> **PROBLEM**:
Report back each line of the records that contains the string "slogans".

(Stored records)
▼

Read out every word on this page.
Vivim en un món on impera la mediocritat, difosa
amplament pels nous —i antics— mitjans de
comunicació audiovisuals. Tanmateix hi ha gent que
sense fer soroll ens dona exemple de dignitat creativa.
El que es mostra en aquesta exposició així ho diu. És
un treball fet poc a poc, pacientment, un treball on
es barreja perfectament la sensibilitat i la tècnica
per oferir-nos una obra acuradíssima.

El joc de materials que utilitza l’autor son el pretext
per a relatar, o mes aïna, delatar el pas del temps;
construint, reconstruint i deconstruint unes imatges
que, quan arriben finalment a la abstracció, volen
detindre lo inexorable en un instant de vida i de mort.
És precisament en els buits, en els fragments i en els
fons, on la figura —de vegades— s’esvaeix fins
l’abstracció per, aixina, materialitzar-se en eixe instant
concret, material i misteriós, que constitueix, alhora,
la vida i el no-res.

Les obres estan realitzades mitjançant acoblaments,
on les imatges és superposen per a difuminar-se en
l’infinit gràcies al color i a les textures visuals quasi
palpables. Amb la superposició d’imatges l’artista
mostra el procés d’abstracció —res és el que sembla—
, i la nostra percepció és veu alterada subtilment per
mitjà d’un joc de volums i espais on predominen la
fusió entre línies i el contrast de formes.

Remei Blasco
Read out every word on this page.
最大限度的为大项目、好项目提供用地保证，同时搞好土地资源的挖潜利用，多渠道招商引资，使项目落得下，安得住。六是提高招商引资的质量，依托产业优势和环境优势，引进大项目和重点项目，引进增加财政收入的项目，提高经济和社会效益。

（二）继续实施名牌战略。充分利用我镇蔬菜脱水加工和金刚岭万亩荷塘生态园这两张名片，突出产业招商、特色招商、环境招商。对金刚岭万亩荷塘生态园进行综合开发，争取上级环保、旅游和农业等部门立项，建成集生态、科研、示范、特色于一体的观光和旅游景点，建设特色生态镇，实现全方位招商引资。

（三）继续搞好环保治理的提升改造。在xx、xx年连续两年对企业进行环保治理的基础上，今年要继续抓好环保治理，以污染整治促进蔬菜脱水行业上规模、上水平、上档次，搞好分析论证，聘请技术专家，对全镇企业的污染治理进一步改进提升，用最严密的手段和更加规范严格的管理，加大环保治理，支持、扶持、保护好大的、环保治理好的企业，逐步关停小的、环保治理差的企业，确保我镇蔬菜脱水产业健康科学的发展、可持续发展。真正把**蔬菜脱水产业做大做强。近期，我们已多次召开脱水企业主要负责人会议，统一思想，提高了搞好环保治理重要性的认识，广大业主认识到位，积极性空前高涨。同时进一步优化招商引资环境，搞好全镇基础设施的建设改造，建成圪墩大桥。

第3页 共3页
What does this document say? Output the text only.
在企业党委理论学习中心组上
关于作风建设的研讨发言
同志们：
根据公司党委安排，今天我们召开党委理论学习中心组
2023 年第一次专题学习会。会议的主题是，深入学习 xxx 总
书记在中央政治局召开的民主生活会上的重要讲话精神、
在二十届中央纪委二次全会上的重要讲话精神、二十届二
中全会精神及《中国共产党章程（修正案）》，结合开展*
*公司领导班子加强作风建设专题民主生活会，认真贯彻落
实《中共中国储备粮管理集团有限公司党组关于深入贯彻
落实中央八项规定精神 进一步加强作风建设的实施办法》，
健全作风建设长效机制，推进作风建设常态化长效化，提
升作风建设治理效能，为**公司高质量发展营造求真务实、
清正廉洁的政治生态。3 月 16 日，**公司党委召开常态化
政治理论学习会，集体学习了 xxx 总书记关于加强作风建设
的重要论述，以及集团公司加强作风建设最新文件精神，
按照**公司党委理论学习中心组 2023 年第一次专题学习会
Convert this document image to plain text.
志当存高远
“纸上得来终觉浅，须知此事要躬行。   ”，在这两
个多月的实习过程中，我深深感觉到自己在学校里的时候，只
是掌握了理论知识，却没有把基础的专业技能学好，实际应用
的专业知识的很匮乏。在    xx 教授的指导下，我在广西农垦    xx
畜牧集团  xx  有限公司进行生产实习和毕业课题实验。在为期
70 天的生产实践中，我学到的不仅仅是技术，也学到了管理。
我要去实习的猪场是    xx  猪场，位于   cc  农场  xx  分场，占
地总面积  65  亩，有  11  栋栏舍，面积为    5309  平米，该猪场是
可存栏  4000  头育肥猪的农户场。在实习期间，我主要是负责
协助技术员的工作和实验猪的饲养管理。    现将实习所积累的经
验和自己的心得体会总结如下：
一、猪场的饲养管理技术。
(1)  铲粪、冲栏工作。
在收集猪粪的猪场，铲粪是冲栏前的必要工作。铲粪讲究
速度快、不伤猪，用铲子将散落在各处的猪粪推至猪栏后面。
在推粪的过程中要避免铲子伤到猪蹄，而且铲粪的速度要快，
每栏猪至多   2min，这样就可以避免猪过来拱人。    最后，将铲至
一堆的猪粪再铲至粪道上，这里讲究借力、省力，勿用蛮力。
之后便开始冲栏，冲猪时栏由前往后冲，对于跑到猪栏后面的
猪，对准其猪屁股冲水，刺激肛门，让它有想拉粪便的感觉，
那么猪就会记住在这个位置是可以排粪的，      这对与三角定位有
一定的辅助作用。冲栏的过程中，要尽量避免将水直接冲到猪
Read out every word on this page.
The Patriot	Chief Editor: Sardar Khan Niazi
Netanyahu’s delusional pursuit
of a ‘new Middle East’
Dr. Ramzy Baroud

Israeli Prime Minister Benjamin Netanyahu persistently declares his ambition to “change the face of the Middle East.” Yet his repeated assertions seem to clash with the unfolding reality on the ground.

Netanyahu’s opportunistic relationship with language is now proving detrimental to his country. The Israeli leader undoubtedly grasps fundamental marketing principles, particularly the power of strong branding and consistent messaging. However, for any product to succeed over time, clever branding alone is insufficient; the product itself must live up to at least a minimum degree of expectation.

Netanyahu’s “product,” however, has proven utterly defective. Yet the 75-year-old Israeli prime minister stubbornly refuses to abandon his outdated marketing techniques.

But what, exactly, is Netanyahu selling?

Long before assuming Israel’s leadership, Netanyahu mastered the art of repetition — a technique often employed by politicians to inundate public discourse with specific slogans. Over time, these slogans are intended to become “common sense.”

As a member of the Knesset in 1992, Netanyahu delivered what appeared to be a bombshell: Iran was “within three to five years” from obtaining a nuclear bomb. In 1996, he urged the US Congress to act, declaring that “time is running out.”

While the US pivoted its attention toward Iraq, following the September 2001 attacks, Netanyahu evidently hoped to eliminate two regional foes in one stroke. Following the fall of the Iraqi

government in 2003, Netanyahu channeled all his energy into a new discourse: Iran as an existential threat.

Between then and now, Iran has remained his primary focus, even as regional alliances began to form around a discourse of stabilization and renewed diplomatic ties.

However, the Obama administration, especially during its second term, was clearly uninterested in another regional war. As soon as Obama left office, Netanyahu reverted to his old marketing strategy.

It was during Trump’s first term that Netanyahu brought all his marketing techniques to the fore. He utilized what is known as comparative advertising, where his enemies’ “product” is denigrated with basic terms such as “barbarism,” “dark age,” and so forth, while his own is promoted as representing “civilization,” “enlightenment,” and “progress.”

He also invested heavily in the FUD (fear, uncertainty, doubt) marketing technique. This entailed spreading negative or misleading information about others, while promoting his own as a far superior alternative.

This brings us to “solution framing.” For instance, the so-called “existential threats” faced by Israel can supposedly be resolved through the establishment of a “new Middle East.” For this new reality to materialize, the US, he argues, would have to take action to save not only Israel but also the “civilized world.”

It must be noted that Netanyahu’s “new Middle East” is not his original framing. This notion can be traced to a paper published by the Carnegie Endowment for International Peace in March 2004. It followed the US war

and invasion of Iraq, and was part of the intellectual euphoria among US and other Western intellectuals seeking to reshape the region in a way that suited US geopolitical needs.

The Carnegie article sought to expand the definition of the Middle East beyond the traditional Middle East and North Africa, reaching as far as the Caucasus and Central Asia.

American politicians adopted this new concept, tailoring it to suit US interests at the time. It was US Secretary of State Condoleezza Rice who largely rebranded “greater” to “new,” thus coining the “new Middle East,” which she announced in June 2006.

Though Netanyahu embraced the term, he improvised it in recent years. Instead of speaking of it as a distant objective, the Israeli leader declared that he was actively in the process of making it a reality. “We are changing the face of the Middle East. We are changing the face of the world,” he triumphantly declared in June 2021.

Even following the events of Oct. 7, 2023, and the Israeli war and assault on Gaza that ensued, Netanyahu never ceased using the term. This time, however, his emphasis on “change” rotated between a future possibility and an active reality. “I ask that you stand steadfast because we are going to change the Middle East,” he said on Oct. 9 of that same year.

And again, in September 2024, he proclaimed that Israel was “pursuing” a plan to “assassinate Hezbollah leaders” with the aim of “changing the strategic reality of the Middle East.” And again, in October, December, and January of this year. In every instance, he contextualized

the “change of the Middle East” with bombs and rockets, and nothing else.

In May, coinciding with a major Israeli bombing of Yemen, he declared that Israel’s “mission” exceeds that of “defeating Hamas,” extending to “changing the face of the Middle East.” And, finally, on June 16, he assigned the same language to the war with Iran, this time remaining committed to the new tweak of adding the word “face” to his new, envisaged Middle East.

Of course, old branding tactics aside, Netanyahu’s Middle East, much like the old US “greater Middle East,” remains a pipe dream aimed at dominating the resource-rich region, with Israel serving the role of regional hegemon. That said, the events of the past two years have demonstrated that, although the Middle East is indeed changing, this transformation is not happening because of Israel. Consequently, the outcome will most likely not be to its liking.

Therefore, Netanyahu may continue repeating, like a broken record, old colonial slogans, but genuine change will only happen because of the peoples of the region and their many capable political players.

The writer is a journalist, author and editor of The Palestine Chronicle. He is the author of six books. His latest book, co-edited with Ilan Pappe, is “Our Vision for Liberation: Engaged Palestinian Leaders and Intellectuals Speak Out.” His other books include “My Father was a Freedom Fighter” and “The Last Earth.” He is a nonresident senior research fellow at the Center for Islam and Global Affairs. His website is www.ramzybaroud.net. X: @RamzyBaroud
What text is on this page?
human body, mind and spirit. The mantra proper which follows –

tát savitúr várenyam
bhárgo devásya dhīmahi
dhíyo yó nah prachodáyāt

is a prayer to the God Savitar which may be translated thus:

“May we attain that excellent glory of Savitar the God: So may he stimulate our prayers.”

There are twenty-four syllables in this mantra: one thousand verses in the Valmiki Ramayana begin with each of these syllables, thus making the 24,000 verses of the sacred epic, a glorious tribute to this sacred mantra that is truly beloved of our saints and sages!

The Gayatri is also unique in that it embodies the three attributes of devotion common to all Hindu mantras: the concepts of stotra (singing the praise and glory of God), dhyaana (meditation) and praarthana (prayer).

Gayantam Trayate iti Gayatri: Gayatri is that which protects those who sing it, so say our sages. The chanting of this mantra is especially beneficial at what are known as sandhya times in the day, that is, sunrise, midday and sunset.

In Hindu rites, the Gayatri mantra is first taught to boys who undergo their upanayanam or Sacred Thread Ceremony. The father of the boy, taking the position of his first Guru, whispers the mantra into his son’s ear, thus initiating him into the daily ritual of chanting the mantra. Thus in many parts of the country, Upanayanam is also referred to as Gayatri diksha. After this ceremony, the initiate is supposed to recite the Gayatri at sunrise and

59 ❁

▲

> **OUTPUT BELOW**:
Long before assuming Israel’s leadership, Netanyahu mastered the art of repetition — a technique often employed by politicians to inundate public discourse with specific slogans. Over time, these slogans are intended to become “common sense.”
Therefore, Netanyahu may continue repeating, like a broken record, old colonial slogans, but genuine change will only happen because of the peoples of the region and their many capable political players.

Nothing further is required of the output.